■ **Exercise requirements**
Pick out each line containing the string "площади".

(Dataset entries)
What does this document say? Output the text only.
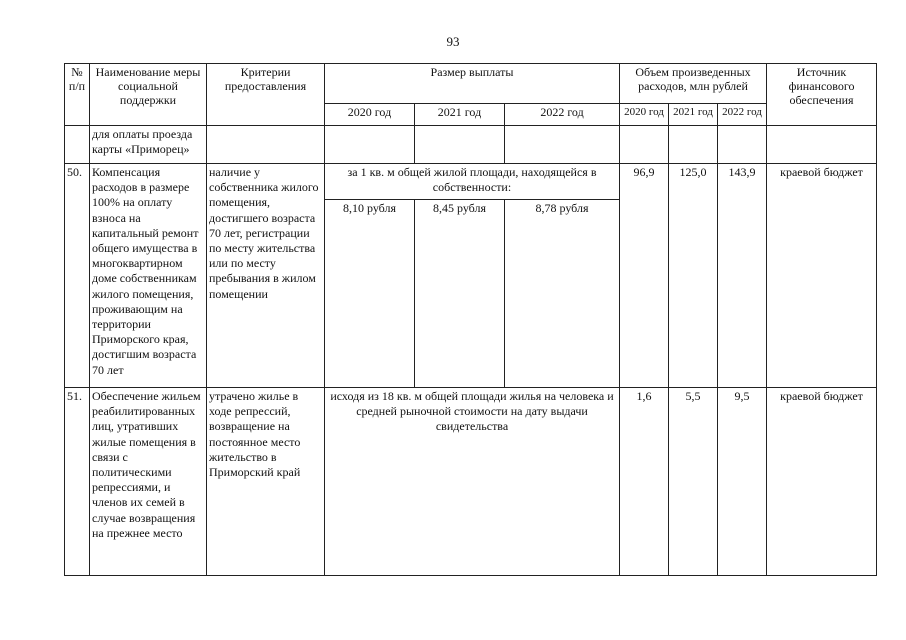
93
№ п/п	Наименование меры социальной поддержки	Критерии предоставления	Размер выплаты			Объем произведенных расходов, млн рублей			Источник финансового обеспечения
			2020 год	2021 год	2022 год	2020 год	2021 год	2022 год	
	для оплаты проезда карты «Приморец»								
50.	Компенсация расходов в размере 100% на оплату взноса на капитальный ремонт общего имущества в многоквартирном доме собственникам жилого помещения, проживающим на территории Приморского края, достигшим возраста 70 лет	наличие у собственника жилого помещения, достигшего возраста 70 лет, регистрации по месту жительства или по месту пребывания в жилом помещении	за 1 кв. м общей жилой площади, находящейся в собственности:			96,9	125,0	143,9	краевой бюджет
			8,10 рубля	8,45 рубля	8,78 рубля				
51.	Обеспечение жильем реабилитированных лиц, утративших жилые помещения в связи с политическими репрессиями, и членов их семей в случае возвращения на прежнее место	утрачено жилье в ходе репрессий, возвращение на постоянное место жительство в Приморский край	исходя из 18 кв. м общей площади жилья на человека и средней рыночной стоимости на дату выдачи свидетельства			1,6	5,5	9,5	краевой бюджет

■ **Task response**
50.	Компенсация расходов в размере 100% на оплату взноса на капитальный ремонт общего имущества в многоквартирном доме собственникам жилого помещения, проживающим на территории Приморского края, достигшим возраста 70 лет	наличие у собственника жилого помещения, достигшего возраста 70 лет, регистрации по месту жительства или по месту пребывания в жилом помещении	за 1 кв. м общей жилой площади, находящейся в собственности:			96,9	125,0	143,9	краевой бюджет
51.	Обеспечение жильем реабилитированных лиц, утративших жилые помещения в связи с политическими репрессиями, и членов их семей в случае возвращения на прежнее место	утрачено жилье в ходе репрессий, возвращение на постоянное место жительство в Приморский край	исходя из 18 кв. м общей площади жилья на человека и средней рыночной стоимости на дату выдачи свидетельства			1,6	5,5	9,5	краевой бюджет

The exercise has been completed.